- **OBJECTIVE**: Spot each line in the records below where the word "heading" occurs, then copy it.

- **LISTING**:
━━━━━━━━━━━━━━━━━━━━

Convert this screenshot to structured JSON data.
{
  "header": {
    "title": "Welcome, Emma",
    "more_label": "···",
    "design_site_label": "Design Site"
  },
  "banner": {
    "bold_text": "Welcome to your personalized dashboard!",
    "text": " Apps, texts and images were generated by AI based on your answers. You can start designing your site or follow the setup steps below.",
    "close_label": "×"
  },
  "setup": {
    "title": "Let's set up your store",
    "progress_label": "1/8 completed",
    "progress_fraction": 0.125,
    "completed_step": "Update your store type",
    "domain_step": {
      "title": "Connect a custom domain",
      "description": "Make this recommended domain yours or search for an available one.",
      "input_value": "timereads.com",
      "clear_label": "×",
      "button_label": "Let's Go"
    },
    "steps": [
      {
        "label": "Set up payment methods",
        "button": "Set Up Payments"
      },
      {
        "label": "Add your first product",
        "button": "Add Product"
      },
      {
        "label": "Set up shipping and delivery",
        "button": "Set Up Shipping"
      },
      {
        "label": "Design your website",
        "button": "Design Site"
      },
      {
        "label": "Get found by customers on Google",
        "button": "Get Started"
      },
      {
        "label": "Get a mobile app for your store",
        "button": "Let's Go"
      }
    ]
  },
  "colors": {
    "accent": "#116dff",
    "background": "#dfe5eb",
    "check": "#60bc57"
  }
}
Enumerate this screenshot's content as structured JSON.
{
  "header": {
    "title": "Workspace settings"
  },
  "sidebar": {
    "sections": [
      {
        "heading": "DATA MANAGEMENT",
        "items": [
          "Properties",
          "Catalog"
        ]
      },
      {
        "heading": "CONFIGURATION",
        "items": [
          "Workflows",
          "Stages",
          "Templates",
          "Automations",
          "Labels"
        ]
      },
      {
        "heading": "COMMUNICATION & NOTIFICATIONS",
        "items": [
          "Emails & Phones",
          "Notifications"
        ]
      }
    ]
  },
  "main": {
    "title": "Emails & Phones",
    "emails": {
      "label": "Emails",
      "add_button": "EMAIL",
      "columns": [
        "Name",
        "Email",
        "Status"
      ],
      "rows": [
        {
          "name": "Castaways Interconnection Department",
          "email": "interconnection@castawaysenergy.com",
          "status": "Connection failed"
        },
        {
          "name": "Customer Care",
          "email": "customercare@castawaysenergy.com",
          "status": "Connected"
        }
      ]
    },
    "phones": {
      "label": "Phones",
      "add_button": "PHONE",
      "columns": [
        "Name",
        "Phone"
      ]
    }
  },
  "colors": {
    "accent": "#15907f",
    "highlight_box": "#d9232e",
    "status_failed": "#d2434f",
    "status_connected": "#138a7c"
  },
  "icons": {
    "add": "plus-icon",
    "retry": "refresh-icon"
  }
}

━━━━━━━━━━━━━━━━━━━━

- **RESPONSE FOR THIS EXERCISE**:
        "heading": "DATA MANAGEMENT",
        "heading": "CONFIGURATION",
        "heading": "COMMUNICATION & NOTIFICATIONS",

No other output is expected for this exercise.